▶ **The task**
Using the records below, locate all lines containing "Area" and return them.

►

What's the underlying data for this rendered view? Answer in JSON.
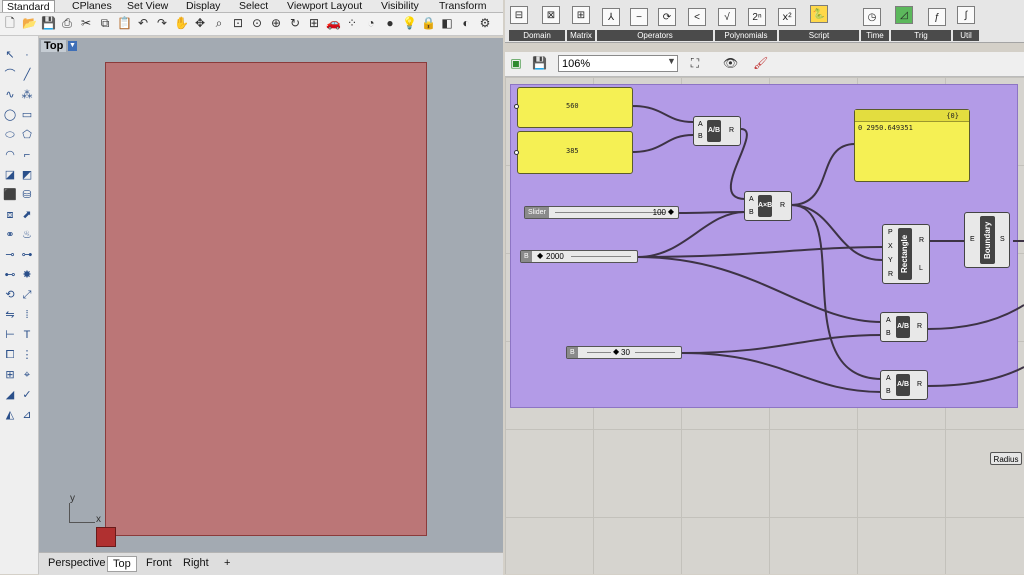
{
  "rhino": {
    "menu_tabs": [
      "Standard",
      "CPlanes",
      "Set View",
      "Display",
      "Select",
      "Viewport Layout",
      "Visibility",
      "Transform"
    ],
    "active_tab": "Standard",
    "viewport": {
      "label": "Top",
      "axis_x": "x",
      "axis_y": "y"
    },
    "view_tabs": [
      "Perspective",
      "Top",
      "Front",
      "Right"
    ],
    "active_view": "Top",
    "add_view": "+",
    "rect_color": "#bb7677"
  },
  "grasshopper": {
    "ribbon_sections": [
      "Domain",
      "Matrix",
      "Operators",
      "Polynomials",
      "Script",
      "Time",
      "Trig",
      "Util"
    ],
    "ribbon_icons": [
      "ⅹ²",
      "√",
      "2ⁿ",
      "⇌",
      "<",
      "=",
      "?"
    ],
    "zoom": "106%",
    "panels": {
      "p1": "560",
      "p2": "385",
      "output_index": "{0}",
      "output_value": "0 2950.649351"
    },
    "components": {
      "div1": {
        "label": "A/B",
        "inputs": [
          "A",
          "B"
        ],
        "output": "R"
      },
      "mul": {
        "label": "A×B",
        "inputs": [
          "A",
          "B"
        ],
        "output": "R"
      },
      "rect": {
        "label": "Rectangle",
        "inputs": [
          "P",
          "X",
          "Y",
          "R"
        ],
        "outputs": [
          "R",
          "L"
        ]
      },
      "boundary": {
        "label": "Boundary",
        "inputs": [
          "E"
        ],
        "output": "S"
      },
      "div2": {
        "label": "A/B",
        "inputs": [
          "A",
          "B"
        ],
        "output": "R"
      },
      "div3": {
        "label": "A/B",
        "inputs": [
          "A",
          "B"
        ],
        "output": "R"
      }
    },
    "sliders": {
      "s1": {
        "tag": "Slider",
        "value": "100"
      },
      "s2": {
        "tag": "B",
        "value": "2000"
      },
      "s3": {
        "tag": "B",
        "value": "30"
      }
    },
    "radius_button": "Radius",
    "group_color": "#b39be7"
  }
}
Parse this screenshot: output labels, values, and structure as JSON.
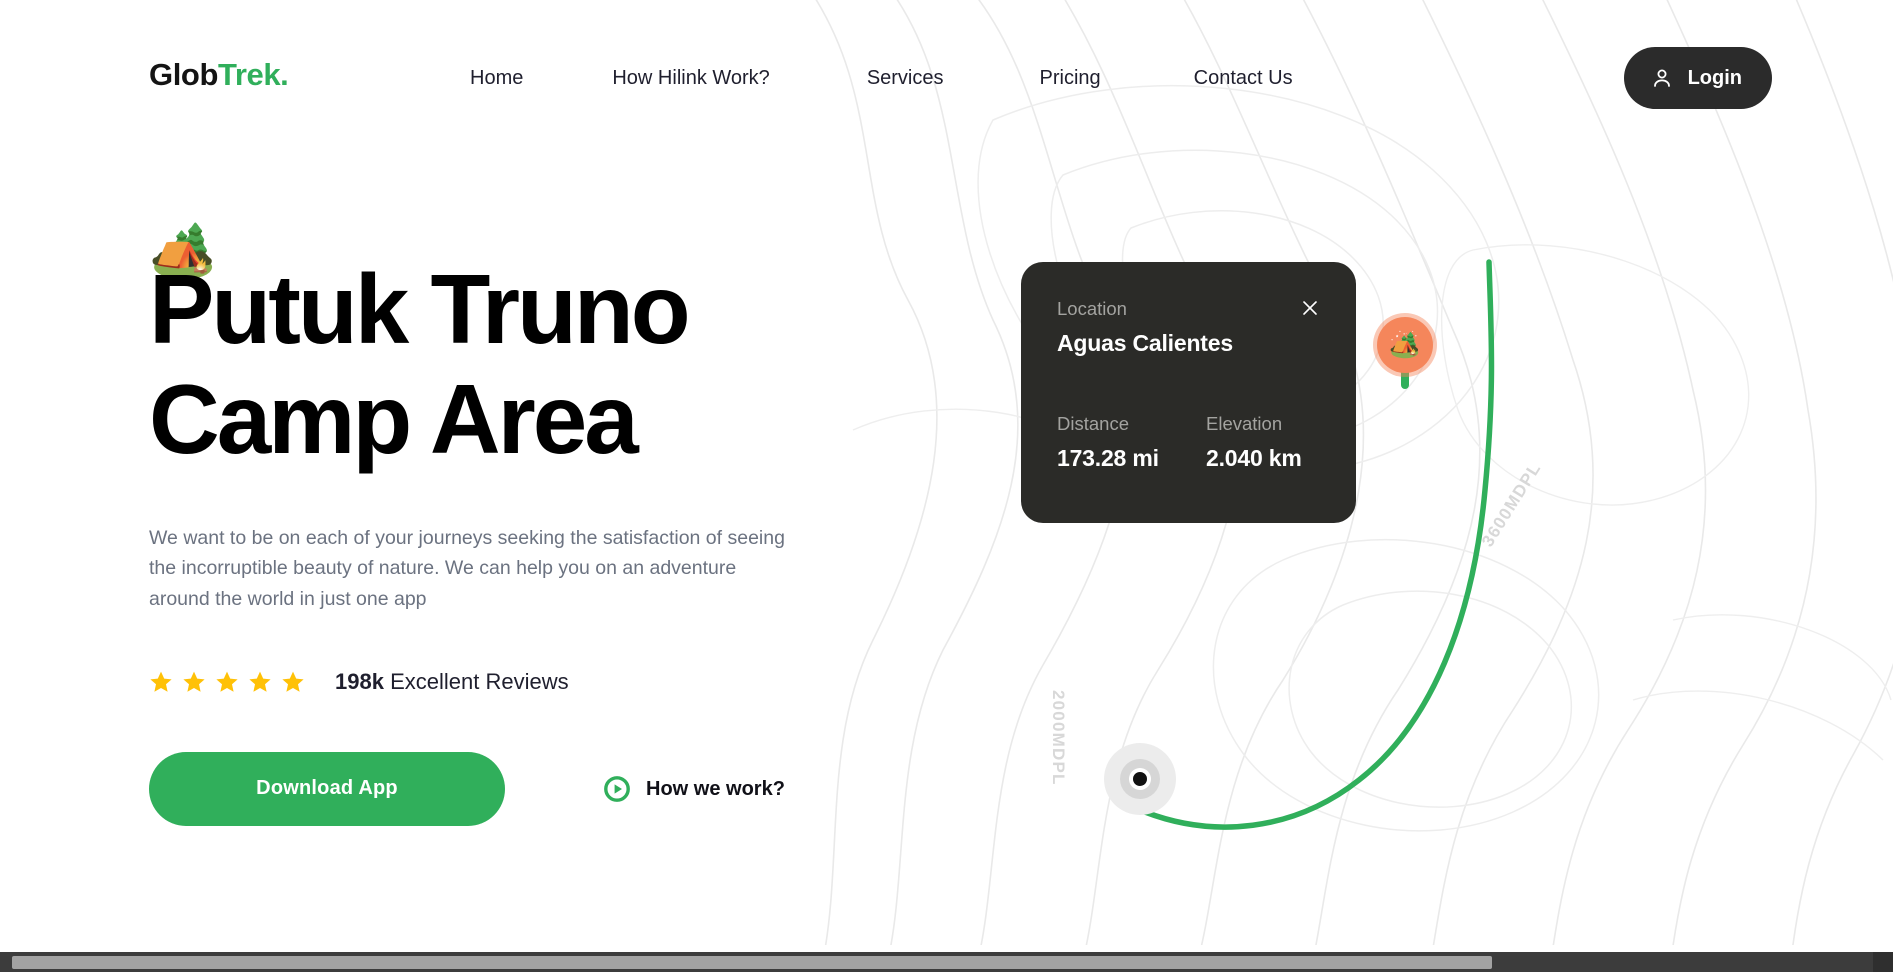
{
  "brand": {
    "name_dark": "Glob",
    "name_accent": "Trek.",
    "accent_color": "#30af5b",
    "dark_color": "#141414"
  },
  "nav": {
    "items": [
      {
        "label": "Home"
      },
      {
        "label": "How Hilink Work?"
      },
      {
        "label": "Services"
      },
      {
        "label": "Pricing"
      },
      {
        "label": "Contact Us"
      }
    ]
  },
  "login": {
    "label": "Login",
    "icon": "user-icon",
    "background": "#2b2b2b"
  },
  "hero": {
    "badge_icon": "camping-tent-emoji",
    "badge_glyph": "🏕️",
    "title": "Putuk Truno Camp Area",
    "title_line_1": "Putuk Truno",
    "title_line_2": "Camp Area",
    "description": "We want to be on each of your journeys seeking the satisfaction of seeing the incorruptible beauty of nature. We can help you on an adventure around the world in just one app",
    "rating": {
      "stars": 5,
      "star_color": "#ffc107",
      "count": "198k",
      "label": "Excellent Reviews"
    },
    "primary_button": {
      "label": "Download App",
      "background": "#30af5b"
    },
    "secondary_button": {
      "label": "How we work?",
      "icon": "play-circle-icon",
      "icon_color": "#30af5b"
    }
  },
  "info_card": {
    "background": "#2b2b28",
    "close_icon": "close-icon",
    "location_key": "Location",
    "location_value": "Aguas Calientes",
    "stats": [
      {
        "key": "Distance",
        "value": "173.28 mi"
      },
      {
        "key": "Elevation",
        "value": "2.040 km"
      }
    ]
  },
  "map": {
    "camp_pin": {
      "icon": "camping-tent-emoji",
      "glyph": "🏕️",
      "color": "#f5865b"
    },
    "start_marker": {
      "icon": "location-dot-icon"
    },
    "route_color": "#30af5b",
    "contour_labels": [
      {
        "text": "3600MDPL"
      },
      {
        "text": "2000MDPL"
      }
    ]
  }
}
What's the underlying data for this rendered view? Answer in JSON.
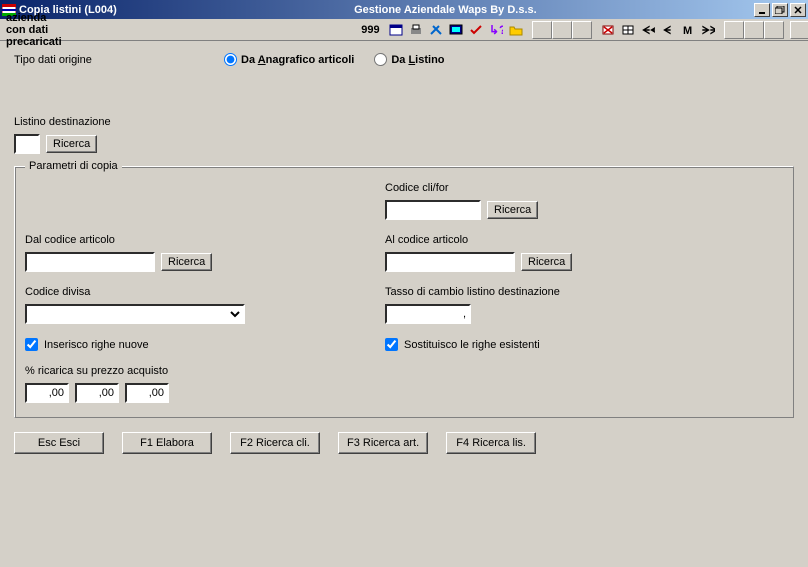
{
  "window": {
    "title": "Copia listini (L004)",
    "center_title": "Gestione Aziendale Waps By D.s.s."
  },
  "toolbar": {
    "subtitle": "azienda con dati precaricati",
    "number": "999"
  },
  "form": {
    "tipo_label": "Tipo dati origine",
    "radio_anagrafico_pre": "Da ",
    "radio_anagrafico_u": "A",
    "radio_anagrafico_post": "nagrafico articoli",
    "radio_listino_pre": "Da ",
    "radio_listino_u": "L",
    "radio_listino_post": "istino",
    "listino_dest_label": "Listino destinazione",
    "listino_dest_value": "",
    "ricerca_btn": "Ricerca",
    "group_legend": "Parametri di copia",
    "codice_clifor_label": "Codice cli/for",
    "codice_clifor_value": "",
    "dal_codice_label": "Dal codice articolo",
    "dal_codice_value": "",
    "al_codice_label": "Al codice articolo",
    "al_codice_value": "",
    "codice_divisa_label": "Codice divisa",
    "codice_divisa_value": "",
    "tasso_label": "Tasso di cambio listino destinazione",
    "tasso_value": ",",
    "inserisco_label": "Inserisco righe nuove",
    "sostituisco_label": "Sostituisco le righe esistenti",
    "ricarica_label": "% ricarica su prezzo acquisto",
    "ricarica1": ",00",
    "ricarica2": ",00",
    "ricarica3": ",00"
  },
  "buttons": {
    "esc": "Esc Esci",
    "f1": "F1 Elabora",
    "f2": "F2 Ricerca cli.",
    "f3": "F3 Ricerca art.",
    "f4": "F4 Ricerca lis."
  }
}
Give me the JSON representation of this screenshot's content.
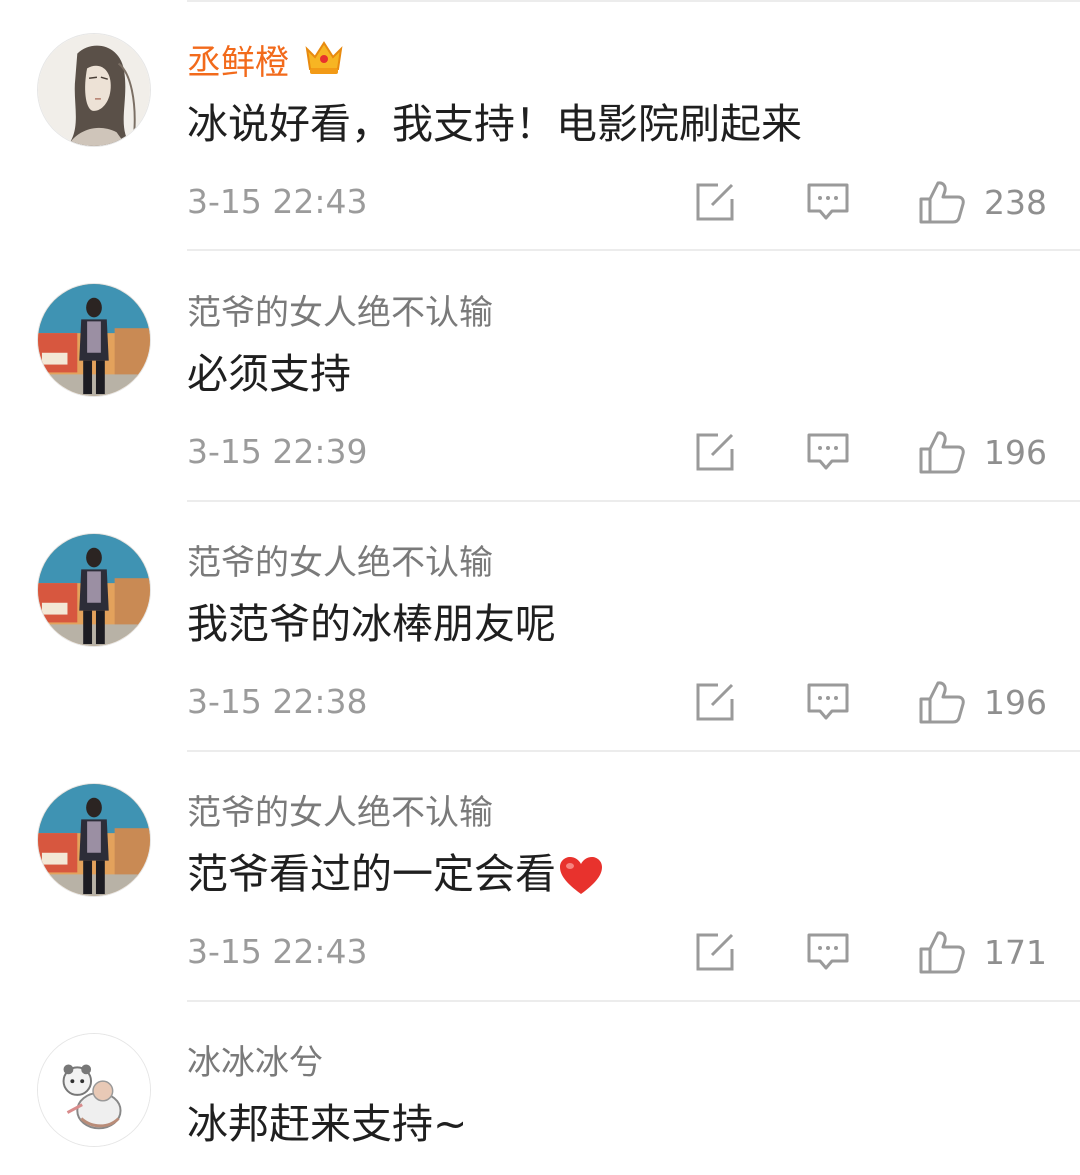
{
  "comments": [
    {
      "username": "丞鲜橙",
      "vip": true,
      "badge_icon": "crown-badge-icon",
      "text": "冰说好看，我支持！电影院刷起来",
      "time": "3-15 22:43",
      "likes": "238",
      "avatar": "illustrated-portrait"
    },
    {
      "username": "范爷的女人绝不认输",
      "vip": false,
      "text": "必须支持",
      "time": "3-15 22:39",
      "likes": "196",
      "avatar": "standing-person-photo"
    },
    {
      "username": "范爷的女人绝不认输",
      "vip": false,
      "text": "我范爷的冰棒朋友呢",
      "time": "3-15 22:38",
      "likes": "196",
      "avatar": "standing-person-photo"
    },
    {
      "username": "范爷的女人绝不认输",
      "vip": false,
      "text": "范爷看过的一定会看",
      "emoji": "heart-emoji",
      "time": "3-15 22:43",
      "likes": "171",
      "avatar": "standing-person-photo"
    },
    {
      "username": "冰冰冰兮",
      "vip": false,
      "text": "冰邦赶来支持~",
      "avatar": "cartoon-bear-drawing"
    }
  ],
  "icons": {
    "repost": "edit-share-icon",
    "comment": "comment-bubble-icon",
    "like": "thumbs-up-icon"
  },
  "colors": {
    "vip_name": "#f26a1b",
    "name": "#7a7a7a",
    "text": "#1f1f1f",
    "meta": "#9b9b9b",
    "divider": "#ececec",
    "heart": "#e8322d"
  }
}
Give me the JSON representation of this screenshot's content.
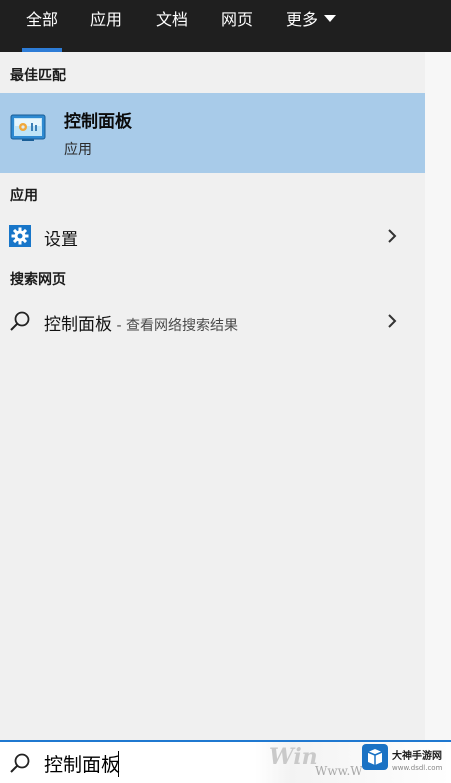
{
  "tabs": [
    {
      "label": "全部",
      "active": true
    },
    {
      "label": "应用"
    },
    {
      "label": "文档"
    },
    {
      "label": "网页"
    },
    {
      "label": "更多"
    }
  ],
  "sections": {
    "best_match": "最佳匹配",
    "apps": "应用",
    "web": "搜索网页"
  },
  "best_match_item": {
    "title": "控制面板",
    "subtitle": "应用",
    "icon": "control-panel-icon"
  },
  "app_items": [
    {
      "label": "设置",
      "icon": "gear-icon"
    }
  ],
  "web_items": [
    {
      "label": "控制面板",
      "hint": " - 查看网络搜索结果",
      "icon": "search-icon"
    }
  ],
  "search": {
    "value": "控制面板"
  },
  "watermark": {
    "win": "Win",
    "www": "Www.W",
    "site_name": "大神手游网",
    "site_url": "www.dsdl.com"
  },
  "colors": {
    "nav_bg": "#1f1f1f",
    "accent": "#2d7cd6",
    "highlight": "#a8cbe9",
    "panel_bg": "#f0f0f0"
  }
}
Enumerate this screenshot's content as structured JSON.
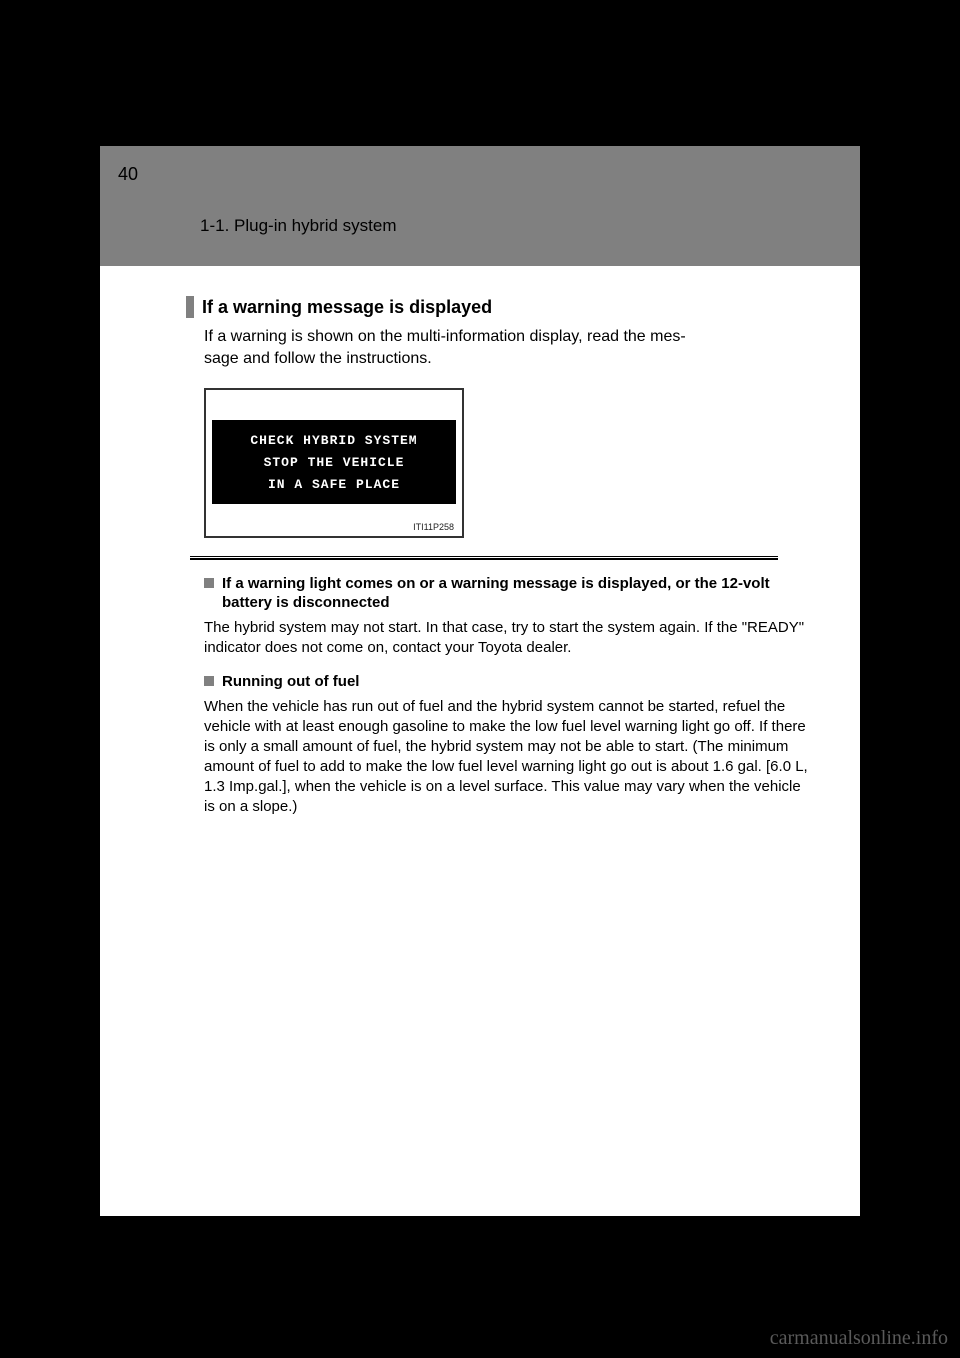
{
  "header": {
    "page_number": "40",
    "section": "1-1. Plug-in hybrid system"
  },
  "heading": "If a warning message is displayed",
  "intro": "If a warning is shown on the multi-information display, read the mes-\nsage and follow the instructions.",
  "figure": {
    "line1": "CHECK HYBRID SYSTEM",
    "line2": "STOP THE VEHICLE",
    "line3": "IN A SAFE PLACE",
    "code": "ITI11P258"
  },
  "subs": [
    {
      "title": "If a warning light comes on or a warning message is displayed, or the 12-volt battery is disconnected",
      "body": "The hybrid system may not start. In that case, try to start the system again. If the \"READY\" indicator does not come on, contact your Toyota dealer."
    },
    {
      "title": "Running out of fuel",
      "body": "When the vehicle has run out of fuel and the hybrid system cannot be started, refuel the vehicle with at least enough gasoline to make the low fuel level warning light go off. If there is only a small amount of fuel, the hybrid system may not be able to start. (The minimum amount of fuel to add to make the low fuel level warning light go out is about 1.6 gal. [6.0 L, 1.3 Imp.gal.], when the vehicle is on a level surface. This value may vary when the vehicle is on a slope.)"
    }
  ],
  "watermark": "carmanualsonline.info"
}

◄

▶ **Solved exercise**
    "title": "Putuk Truno Camp Area",
    "title_line_2": "Camp Area",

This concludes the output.